::: Records provided :::

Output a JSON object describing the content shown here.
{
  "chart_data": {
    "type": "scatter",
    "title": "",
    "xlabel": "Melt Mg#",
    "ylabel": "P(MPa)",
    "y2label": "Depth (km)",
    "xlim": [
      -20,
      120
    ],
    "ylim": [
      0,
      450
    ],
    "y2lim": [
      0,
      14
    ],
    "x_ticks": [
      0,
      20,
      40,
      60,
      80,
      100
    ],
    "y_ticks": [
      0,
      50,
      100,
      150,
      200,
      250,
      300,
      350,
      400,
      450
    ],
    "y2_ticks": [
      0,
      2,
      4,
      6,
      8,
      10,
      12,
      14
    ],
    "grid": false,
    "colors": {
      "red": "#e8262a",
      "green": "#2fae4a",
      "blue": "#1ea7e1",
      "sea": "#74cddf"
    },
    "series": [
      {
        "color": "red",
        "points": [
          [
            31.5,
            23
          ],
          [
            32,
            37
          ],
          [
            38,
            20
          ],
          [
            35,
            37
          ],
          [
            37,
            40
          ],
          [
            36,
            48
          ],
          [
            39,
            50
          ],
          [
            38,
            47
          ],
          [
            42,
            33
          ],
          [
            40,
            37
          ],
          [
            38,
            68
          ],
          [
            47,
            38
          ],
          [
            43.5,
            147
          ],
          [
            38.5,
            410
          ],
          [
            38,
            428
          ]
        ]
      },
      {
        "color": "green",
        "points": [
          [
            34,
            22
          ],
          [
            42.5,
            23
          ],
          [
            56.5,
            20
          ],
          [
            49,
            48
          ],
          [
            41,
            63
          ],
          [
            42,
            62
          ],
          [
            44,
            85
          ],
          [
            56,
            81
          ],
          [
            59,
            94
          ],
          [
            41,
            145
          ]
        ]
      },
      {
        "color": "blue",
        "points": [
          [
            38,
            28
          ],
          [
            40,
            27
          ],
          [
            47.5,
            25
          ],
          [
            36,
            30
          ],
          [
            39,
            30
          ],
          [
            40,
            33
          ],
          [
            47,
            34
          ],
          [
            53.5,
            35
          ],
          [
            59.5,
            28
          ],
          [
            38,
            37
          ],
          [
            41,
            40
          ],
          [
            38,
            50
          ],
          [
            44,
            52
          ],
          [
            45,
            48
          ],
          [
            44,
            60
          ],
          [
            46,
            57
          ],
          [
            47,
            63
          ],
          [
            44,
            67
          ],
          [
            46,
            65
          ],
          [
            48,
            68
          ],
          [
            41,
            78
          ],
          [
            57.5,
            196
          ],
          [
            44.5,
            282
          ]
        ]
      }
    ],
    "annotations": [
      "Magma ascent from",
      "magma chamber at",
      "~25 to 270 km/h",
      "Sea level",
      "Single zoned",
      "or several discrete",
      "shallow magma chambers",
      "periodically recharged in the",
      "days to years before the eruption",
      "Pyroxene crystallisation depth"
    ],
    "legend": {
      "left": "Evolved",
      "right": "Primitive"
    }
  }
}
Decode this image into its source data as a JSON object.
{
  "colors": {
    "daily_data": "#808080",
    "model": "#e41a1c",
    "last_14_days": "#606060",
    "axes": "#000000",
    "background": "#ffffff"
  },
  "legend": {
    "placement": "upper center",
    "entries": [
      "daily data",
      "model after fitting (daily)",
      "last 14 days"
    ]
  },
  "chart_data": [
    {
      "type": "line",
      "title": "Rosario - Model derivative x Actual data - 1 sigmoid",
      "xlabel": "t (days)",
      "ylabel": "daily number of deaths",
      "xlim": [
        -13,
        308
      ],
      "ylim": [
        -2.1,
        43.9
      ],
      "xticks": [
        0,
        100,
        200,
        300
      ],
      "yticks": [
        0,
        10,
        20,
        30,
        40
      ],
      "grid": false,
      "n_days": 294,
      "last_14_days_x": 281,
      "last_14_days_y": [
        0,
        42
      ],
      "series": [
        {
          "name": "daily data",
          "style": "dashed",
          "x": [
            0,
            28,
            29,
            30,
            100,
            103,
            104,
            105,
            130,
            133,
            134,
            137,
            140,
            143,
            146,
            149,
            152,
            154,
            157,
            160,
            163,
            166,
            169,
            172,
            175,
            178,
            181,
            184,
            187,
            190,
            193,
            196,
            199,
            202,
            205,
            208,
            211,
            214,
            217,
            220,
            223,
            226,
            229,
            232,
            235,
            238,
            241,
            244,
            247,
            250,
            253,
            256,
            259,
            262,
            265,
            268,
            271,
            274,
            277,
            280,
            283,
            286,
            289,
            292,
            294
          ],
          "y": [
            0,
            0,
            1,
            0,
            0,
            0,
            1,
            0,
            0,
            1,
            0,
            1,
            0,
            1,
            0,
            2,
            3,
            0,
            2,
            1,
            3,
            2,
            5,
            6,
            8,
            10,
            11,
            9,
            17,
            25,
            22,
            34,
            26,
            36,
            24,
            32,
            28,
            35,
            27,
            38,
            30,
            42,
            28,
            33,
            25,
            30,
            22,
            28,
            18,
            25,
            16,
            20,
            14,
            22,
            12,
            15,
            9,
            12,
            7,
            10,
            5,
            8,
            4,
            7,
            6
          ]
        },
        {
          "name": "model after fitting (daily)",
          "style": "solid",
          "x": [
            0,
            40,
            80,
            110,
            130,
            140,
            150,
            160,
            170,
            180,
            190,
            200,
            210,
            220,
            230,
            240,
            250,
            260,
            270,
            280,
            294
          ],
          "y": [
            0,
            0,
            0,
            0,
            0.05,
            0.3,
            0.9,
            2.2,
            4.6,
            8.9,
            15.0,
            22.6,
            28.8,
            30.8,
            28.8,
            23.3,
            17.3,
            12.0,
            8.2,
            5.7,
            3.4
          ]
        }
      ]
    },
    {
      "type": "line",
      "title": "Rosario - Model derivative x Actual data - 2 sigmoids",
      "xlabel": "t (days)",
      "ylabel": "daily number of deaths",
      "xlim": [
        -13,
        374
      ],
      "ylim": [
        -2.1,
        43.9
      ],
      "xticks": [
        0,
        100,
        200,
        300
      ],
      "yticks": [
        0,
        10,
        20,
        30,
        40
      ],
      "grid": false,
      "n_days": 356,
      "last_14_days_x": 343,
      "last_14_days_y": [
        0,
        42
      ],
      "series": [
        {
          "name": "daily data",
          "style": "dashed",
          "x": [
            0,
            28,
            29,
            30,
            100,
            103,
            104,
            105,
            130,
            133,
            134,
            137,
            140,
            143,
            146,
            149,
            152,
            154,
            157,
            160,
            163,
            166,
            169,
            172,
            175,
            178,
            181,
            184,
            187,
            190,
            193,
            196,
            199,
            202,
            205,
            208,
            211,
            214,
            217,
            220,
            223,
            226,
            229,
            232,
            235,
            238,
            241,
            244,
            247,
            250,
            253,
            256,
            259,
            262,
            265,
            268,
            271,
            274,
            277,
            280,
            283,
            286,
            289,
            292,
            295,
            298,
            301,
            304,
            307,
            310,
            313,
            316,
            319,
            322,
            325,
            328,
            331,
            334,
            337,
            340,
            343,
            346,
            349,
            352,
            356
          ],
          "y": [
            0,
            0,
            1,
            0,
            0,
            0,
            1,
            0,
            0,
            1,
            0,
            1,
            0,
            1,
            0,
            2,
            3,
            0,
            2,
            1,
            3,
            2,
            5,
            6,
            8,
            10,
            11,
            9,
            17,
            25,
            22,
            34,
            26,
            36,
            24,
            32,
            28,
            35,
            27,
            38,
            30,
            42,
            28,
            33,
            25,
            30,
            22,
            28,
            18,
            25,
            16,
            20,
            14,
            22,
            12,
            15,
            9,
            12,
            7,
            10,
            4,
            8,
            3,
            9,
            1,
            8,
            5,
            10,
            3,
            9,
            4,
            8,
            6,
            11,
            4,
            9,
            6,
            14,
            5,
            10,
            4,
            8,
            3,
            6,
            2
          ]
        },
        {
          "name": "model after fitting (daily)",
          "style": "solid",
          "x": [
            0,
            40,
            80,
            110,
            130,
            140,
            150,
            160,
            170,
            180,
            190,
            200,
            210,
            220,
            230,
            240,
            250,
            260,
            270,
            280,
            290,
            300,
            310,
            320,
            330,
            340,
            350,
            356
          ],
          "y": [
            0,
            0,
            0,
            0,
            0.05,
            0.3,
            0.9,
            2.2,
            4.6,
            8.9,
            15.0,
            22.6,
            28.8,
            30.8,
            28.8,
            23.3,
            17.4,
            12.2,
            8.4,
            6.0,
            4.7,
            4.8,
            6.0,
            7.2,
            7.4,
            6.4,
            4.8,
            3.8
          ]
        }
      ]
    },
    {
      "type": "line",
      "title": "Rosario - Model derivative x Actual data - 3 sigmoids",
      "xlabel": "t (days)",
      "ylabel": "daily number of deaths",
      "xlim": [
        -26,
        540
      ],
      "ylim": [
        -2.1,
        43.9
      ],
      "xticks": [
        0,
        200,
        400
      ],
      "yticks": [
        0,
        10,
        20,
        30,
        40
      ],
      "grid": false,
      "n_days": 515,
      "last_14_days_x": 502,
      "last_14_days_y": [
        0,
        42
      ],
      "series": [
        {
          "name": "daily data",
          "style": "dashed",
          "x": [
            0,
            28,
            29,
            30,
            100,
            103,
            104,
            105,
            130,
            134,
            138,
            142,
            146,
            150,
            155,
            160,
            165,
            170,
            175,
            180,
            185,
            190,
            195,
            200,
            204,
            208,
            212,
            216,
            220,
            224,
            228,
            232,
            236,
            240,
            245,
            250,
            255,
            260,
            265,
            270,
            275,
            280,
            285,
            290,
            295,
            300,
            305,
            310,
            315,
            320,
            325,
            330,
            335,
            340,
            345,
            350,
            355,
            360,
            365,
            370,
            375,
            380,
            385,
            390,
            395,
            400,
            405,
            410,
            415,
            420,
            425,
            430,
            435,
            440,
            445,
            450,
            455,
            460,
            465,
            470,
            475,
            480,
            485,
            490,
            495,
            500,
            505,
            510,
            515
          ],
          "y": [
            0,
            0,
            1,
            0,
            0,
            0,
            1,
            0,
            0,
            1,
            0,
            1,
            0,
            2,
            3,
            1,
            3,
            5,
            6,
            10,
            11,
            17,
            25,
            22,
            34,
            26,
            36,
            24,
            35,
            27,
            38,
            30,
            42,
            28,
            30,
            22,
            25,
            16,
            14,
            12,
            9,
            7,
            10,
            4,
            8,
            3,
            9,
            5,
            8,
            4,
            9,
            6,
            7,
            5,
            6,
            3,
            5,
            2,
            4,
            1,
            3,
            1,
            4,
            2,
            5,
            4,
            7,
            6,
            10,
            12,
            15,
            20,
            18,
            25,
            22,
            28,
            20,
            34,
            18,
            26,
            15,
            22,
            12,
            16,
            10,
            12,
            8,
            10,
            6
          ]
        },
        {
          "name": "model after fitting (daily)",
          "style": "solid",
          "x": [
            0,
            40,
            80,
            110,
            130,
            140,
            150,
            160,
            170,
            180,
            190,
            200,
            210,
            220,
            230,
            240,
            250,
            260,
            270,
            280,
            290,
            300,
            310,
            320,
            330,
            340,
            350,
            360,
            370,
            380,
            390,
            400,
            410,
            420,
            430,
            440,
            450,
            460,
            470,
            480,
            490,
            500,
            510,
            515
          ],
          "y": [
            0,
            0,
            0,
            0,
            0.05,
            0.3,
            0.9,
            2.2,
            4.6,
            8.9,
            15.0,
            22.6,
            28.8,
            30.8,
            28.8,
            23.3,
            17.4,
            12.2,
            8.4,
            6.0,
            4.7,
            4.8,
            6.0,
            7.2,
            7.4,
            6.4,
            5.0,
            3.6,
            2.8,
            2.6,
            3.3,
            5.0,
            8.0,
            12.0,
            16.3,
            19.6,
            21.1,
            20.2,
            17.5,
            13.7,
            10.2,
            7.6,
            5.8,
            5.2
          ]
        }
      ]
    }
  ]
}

:::

**Aim of the exercise:**
In the listing above, locate each line with "object" and copy it.

**Exercise response:**
Output a JSON object describing the content shown here.
Decode this image into its source data as a JSON object.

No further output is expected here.